§ AVAILABLE RECORDS
>> begin
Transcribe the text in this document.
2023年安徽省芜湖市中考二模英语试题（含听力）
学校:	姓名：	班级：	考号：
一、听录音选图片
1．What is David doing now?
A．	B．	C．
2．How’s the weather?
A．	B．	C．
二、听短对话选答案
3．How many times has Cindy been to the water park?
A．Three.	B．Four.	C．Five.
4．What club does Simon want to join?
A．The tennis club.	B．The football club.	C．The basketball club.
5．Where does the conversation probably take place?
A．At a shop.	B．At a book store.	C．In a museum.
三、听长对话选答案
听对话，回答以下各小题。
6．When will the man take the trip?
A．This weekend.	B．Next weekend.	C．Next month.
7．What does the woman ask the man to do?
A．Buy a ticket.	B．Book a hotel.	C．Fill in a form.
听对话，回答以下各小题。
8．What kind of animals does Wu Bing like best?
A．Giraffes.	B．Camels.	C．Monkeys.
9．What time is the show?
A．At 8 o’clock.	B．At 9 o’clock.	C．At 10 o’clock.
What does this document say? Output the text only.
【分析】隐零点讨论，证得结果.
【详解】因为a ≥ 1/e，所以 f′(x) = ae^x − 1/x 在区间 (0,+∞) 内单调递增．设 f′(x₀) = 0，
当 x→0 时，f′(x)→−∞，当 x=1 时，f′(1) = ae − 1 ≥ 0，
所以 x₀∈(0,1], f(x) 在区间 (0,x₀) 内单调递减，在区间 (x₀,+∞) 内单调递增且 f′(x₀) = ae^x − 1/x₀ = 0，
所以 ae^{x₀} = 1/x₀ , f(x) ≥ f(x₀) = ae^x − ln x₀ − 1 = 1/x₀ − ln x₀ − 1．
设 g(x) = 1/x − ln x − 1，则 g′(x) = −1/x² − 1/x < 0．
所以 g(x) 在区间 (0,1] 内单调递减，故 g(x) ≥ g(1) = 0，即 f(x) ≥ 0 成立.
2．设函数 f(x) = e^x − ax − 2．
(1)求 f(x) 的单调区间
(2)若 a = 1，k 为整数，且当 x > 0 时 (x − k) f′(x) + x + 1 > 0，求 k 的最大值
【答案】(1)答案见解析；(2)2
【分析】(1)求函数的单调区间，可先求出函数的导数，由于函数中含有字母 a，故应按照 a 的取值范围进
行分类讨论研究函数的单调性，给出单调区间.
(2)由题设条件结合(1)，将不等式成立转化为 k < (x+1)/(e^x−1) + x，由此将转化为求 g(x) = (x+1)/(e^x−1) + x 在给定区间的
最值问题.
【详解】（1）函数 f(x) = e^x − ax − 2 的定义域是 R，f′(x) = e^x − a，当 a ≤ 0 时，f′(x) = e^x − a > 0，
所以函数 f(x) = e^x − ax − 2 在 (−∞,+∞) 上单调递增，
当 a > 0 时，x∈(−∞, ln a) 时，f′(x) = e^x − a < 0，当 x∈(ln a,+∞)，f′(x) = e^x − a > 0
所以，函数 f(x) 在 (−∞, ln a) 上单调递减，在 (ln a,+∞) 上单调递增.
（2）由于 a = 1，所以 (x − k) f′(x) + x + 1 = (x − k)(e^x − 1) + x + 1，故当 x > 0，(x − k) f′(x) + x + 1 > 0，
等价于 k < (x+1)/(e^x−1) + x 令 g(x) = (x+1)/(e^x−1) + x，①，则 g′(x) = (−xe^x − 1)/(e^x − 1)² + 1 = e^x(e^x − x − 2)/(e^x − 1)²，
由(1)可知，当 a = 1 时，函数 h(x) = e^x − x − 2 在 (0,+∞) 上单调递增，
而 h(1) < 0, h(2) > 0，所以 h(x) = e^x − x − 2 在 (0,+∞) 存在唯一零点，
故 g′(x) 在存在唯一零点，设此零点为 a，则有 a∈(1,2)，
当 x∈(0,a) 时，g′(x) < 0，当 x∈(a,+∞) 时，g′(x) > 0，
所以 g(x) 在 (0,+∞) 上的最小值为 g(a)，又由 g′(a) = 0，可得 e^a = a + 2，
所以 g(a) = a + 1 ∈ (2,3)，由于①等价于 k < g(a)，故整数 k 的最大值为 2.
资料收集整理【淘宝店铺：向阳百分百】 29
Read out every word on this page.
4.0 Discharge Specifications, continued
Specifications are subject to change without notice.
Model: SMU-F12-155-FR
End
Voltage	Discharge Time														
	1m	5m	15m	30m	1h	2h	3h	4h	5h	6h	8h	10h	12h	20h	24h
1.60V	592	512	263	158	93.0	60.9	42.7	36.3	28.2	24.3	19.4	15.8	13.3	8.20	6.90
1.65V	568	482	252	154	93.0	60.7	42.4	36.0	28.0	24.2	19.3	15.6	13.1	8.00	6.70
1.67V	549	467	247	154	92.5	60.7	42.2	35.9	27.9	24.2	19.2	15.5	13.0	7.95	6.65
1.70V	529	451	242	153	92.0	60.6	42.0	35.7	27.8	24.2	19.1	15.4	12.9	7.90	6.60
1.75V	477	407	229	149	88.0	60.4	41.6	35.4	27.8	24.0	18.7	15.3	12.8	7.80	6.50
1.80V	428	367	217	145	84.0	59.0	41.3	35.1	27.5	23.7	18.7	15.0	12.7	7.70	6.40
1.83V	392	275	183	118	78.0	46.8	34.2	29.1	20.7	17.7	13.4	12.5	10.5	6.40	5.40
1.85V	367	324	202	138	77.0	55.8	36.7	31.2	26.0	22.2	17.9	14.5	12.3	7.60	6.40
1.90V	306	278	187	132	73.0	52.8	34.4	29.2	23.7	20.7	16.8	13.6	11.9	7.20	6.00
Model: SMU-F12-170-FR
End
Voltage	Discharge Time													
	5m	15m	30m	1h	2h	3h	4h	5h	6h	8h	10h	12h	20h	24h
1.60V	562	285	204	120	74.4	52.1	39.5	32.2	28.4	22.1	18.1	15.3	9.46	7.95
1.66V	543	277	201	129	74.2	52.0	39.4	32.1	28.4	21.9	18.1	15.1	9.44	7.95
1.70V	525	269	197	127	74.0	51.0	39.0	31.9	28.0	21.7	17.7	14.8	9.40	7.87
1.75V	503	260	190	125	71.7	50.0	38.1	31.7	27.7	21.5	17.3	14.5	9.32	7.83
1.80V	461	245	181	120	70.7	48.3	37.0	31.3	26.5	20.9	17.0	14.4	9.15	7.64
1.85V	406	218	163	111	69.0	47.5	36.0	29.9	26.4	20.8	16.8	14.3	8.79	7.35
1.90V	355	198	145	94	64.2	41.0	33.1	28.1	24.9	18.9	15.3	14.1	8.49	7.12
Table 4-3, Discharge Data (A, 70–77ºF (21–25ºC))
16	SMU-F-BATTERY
>> end
§ PROMPT
Print the records above in full, exactly.

§ RESPONSE BELOW
Transcribe the text in this document.
2023年安徽省芜湖市中考二模英语试题（含听力）
学校:	姓名：	班级：	考号：
一、听录音选图片
1．What is David doing now?
A．	B．	C．
2．How’s the weather?
A．	B．	C．
二、听短对话选答案
3．How many times has Cindy been to the water park?
A．Three.	B．Four.	C．Five.
4．What club does Simon want to join?
A．The tennis club.	B．The football club.	C．The basketball club.
5．Where does the conversation probably take place?
A．At a shop.	B．At a book store.	C．In a museum.
三、听长对话选答案
听对话，回答以下各小题。
6．When will the man take the trip?
A．This weekend.	B．Next weekend.	C．Next month.
7．What does the woman ask the man to do?
A．Buy a ticket.	B．Book a hotel.	C．Fill in a form.
听对话，回答以下各小题。
8．What kind of animals does Wu Bing like best?
A．Giraffes.	B．Camels.	C．Monkeys.
9．What time is the show?
A．At 8 o’clock.	B．At 9 o’clock.	C．At 10 o’clock.
What does this document say? Output the text only.
【分析】隐零点讨论，证得结果.
【详解】因为a ≥ 1/e，所以 f′(x) = ae^x − 1/x 在区间 (0,+∞) 内单调递增．设 f′(x₀) = 0，
当 x→0 时，f′(x)→−∞，当 x=1 时，f′(1) = ae − 1 ≥ 0，
所以 x₀∈(0,1], f(x) 在区间 (0,x₀) 内单调递减，在区间 (x₀,+∞) 内单调递增且 f′(x₀) = ae^x − 1/x₀ = 0，
所以 ae^{x₀} = 1/x₀ , f(x) ≥ f(x₀) = ae^x − ln x₀ − 1 = 1/x₀ − ln x₀ − 1．
设 g(x) = 1/x − ln x − 1，则 g′(x) = −1/x² − 1/x < 0．
所以 g(x) 在区间 (0,1] 内单调递减，故 g(x) ≥ g(1) = 0，即 f(x) ≥ 0 成立.
2．设函数 f(x) = e^x − ax − 2．
(1)求 f(x) 的单调区间
(2)若 a = 1，k 为整数，且当 x > 0 时 (x − k) f′(x) + x + 1 > 0，求 k 的最大值
【答案】(1)答案见解析；(2)2
【分析】(1)求函数的单调区间，可先求出函数的导数，由于函数中含有字母 a，故应按照 a 的取值范围进
行分类讨论研究函数的单调性，给出单调区间.
(2)由题设条件结合(1)，将不等式成立转化为 k < (x+1)/(e^x−1) + x，由此将转化为求 g(x) = (x+1)/(e^x−1) + x 在给定区间的
最值问题.
【详解】（1）函数 f(x) = e^x − ax − 2 的定义域是 R，f′(x) = e^x − a，当 a ≤ 0 时，f′(x) = e^x − a > 0，
所以函数 f(x) = e^x − ax − 2 在 (−∞,+∞) 上单调递增，
当 a > 0 时，x∈(−∞, ln a) 时，f′(x) = e^x − a < 0，当 x∈(ln a,+∞)，f′(x) = e^x − a > 0
所以，函数 f(x) 在 (−∞, ln a) 上单调递减，在 (ln a,+∞) 上单调递增.
（2）由于 a = 1，所以 (x − k) f′(x) + x + 1 = (x − k)(e^x − 1) + x + 1，故当 x > 0，(x − k) f′(x) + x + 1 > 0，
等价于 k < (x+1)/(e^x−1) + x 令 g(x) = (x+1)/(e^x−1) + x，①，则 g′(x) = (−xe^x − 1)/(e^x − 1)² + 1 = e^x(e^x − x − 2)/(e^x − 1)²，
由(1)可知，当 a = 1 时，函数 h(x) = e^x − x − 2 在 (0,+∞) 上单调递增，
而 h(1) < 0, h(2) > 0，所以 h(x) = e^x − x − 2 在 (0,+∞) 存在唯一零点，
故 g′(x) 在存在唯一零点，设此零点为 a，则有 a∈(1,2)，
当 x∈(0,a) 时，g′(x) < 0，当 x∈(a,+∞) 时，g′(x) > 0，
所以 g(x) 在 (0,+∞) 上的最小值为 g(a)，又由 g′(a) = 0，可得 e^a = a + 2，
所以 g(a) = a + 1 ∈ (2,3)，由于①等价于 k < g(a)，故整数 k 的最大值为 2.
资料收集整理【淘宝店铺：向阳百分百】 29
Read out every word on this page.
4.0 Discharge Specifications, continued
Specifications are subject to change without notice.
Model: SMU-F12-155-FR
End
Voltage	Discharge Time														
	1m	5m	15m	30m	1h	2h	3h	4h	5h	6h	8h	10h	12h	20h	24h
1.60V	592	512	263	158	93.0	60.9	42.7	36.3	28.2	24.3	19.4	15.8	13.3	8.20	6.90
1.65V	568	482	252	154	93.0	60.7	42.4	36.0	28.0	24.2	19.3	15.6	13.1	8.00	6.70
1.67V	549	467	247	154	92.5	60.7	42.2	35.9	27.9	24.2	19.2	15.5	13.0	7.95	6.65
1.70V	529	451	242	153	92.0	60.6	42.0	35.7	27.8	24.2	19.1	15.4	12.9	7.90	6.60
1.75V	477	407	229	149	88.0	60.4	41.6	35.4	27.8	24.0	18.7	15.3	12.8	7.80	6.50
1.80V	428	367	217	145	84.0	59.0	41.3	35.1	27.5	23.7	18.7	15.0	12.7	7.70	6.40
1.83V	392	275	183	118	78.0	46.8	34.2	29.1	20.7	17.7	13.4	12.5	10.5	6.40	5.40
1.85V	367	324	202	138	77.0	55.8	36.7	31.2	26.0	22.2	17.9	14.5	12.3	7.60	6.40
1.90V	306	278	187	132	73.0	52.8	34.4	29.2	23.7	20.7	16.8	13.6	11.9	7.20	6.00
Model: SMU-F12-170-FR
End
Voltage	Discharge Time													
	5m	15m	30m	1h	2h	3h	4h	5h	6h	8h	10h	12h	20h	24h
1.60V	562	285	204	120	74.4	52.1	39.5	32.2	28.4	22.1	18.1	15.3	9.46	7.95
1.66V	543	277	201	129	74.2	52.0	39.4	32.1	28.4	21.9	18.1	15.1	9.44	7.95
1.70V	525	269	197	127	74.0	51.0	39.0	31.9	28.0	21.7	17.7	14.8	9.40	7.87
1.75V	503	260	190	125	71.7	50.0	38.1	31.7	27.7	21.5	17.3	14.5	9.32	7.83
1.80V	461	245	181	120	70.7	48.3	37.0	31.3	26.5	20.9	17.0	14.4	9.15	7.64
1.85V	406	218	163	111	69.0	47.5	36.0	29.9	26.4	20.8	16.8	14.3	8.79	7.35
1.90V	355	198	145	94	64.2	41.0	33.1	28.1	24.9	18.9	15.3	14.1	8.49	7.12
Table 4-3, Discharge Data (A, 70–77ºF (21–25ºC))
16	SMU-F-BATTERY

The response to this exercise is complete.